[Requirement] Pull out every line with the word "月考核总得分在".

>>>

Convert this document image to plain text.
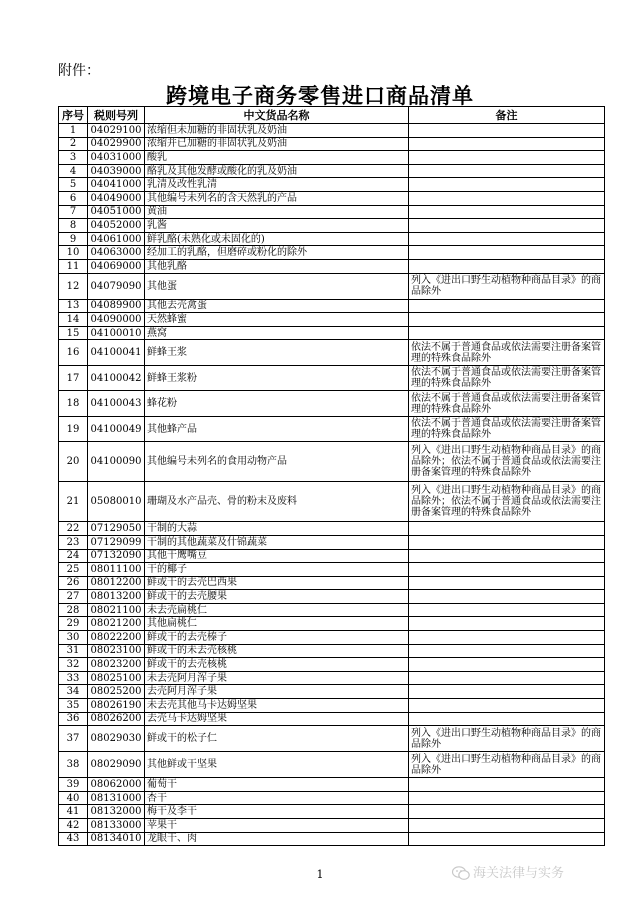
附件：
跨境电子商务零售进口商品清单
序号	税则号列	中文货品名称	备注
1	04029100	浓缩但未加糖的非固状乳及奶油	
2	04029900	浓缩并已加糖的非固状乳及奶油	
3	04031000	酸乳	
4	04039000	酪乳及其他发酵或酸化的乳及奶油	
5	04041000	乳清及改性乳清	
6	04049000	其他编号未列名的含天然乳的产品	
7	04051000	黄油	
8	04052000	乳酱	
9	04061000	鲜乳酪(未熟化或未固化的)	
10	04063000	经加工的乳酪，但磨碎或粉化的除外	
11	04069000	其他乳酪	
12	04079090	其他蛋	列入《进出口野生动植物种商品目录》的商品除外
13	04089900	其他去壳禽蛋	
14	04090000	天然蜂蜜	
15	04100010	燕窝	
16	04100041	鲜蜂王浆	依法不属于普通食品或依法需要注册备案管理的特殊食品除外
17	04100042	鲜蜂王浆粉	依法不属于普通食品或依法需要注册备案管理的特殊食品除外
18	04100043	蜂花粉	依法不属于普通食品或依法需要注册备案管理的特殊食品除外
19	04100049	其他蜂产品	依法不属于普通食品或依法需要注册备案管理的特殊食品除外
20	04100090	其他编号未列名的食用动物产品	列入《进出口野生动植物种商品目录》的商品除外；依法不属于普通食品或依法需要注册备案管理的特殊食品除外
21	05080010	珊瑚及水产品壳、骨的粉末及废料	列入《进出口野生动植物种商品目录》的商品除外；依法不属于普通食品或依法需要注册备案管理的特殊食品除外
22	07129050	干制的大蒜	
23	07129099	干制的其他蔬菜及什锦蔬菜	
24	07132090	其他干鹰嘴豆	
25	08011100	干的椰子	
26	08012200	鲜或干的去壳巴西果	
27	08013200	鲜或干的去壳腰果	
28	08021100	未去壳扁桃仁	
29	08021200	其他扁桃仁	
30	08022200	鲜或干的去壳榛子	
31	08023100	鲜或干的未去壳核桃	
32	08023200	鲜或干的去壳核桃	
33	08025100	未去壳阿月浑子果	
34	08025200	去壳阿月浑子果	
35	08026190	未去壳其他马卡达姆坚果	
36	08026200	去壳马卡达姆坚果	
37	08029030	鲜或干的松子仁	列入《进出口野生动植物种商品目录》的商品除外
38	08029090	其他鲜或干坚果	列入《进出口野生动植物种商品目录》的商品除外
39	08062000	葡萄干	
40	08131000	杏干	
41	08132000	梅干及李干	
42	08133000	苹果干	
43	08134010	龙眼干、肉	
1	海关法律与实务
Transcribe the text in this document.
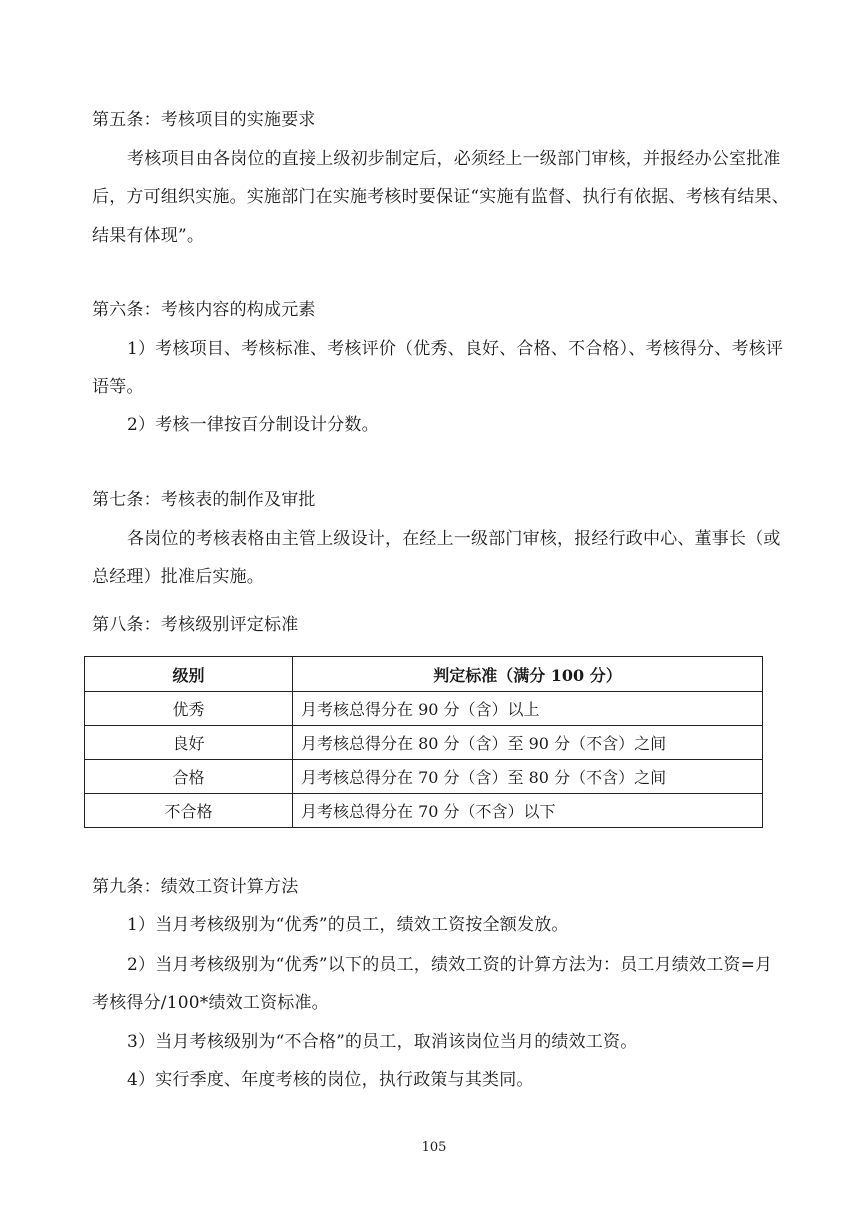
第五条：考核项目的实施要求
考核项目由各岗位的直接上级初步制定后，必须经上一级部门审核，并报经办公室批准
后，方可组织实施。实施部门在实施考核时要保证“实施有监督、执行有依据、考核有结果、
结果有体现”。
第六条：考核内容的构成元素
1）考核项目、考核标准、考核评价（优秀、良好、合格、不合格）、考核得分、考核评
语等。
2）考核一律按百分制设计分数。
第七条：考核表的制作及审批
各岗位的考核表格由主管上级设计，在经上一级部门审核，报经行政中心、董事长（或
总经理）批准后实施。
第八条：考核级别评定标准
级别	判定标准（满分 100 分）
优秀	月考核总得分在 90 分（含）以上
良好	月考核总得分在 80 分（含）至 90 分（不含）之间
合格	月考核总得分在 70 分（含）至 80 分（不含）之间
不合格	月考核总得分在 70 分（不含）以下
第九条：绩效工资计算方法
1）当月考核级别为“优秀”的员工，绩效工资按全额发放。
2）当月考核级别为“优秀”以下的员工，绩效工资的计算方法为：员工月绩效工资=月
考核得分/100*绩效工资标准。
3）当月考核级别为“不合格”的员工，取消该岗位当月的绩效工资。
4）实行季度、年度考核的岗位，执行政策与其类同。
105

<<<

[Reply to the exercise]
优秀	月考核总得分在 90 分（含）以上
良好	月考核总得分在 80 分（含）至 90 分（不含）之间
合格	月考核总得分在 70 分（含）至 80 分（不含）之间
不合格	月考核总得分在 70 分（不含）以下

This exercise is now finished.